The records below are to be repeated in full, exactly as they are.

------ Data shown ------

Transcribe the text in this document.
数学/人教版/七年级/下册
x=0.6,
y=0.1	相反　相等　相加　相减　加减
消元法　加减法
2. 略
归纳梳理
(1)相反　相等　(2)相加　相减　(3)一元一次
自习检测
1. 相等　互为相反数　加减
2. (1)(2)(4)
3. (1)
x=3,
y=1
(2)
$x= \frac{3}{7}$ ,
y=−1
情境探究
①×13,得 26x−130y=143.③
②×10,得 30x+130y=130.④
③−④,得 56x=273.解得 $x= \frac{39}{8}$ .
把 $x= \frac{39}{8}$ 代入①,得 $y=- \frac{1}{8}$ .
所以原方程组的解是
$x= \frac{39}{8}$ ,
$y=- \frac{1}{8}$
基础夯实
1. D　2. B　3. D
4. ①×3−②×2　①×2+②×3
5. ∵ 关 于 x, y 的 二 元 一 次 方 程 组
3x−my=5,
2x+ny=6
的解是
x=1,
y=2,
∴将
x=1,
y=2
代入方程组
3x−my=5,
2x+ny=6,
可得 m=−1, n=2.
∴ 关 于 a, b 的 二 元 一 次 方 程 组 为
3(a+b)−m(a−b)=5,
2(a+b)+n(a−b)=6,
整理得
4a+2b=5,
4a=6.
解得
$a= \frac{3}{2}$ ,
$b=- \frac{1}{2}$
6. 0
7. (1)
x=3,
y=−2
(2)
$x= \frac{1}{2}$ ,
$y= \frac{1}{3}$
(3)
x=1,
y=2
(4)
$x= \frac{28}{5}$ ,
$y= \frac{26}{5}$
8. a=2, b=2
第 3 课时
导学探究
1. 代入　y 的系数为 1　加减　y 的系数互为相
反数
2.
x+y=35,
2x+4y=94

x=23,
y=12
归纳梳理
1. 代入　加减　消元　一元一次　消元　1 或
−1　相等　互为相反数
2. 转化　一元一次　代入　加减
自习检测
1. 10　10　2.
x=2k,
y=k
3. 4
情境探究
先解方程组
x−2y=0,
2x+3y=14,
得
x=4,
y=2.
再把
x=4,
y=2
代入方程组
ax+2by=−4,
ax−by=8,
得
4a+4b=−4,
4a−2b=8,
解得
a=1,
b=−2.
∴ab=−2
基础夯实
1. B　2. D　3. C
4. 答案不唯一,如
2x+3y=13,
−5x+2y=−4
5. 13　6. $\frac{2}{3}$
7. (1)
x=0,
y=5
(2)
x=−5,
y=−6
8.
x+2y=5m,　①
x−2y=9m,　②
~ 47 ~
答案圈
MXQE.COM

------

— The answer —
Transcribe the text in this document.
数学/人教版/七年级/下册
x=0.6,
y=0.1	相反　相等　相加　相减　加减
消元法　加减法
2. 略
归纳梳理
(1)相反　相等　(2)相加　相减　(3)一元一次
自习检测
1. 相等　互为相反数　加减
2. (1)(2)(4)
3. (1)
x=3,
y=1
(2)
$x= \frac{3}{7}$ ,
y=−1
情境探究
①×13,得 26x−130y=143.③
②×10,得 30x+130y=130.④
③−④,得 56x=273.解得 $x= \frac{39}{8}$ .
把 $x= \frac{39}{8}$ 代入①,得 $y=- \frac{1}{8}$ .
所以原方程组的解是
$x= \frac{39}{8}$ ,
$y=- \frac{1}{8}$
基础夯实
1. D　2. B　3. D
4. ①×3−②×2　①×2+②×3
5. ∵ 关 于 x, y 的 二 元 一 次 方 程 组
3x−my=5,
2x+ny=6
的解是
x=1,
y=2,
∴将
x=1,
y=2
代入方程组
3x−my=5,
2x+ny=6,
可得 m=−1, n=2.
∴ 关 于 a, b 的 二 元 一 次 方 程 组 为
3(a+b)−m(a−b)=5,
2(a+b)+n(a−b)=6,
整理得
4a+2b=5,
4a=6.
解得
$a= \frac{3}{2}$ ,
$b=- \frac{1}{2}$
6. 0
7. (1)
x=3,
y=−2
(2)
$x= \frac{1}{2}$ ,
$y= \frac{1}{3}$
(3)
x=1,
y=2
(4)
$x= \frac{28}{5}$ ,
$y= \frac{26}{5}$
8. a=2, b=2
第 3 课时
导学探究
1. 代入　y 的系数为 1　加减　y 的系数互为相
反数
2.
x+y=35,
2x+4y=94

x=23,
y=12
归纳梳理
1. 代入　加减　消元　一元一次　消元　1 或
−1　相等　互为相反数
2. 转化　一元一次　代入　加减
自习检测
1. 10　10　2.
x=2k,
y=k
3. 4
情境探究
先解方程组
x−2y=0,
2x+3y=14,
得
x=4,
y=2.
再把
x=4,
y=2
代入方程组
ax+2by=−4,
ax−by=8,
得
4a+4b=−4,
4a−2b=8,
解得
a=1,
b=−2.
∴ab=−2
基础夯实
1. B　2. D　3. C
4. 答案不唯一,如
2x+3y=13,
−5x+2y=−4
5. 13　6. $\frac{2}{3}$
7. (1)
x=0,
y=5
(2)
x=−5,
y=−6
8.
x+2y=5m,　①
x−2y=9m,　②
~ 47 ~
答案圈
MXQE.COM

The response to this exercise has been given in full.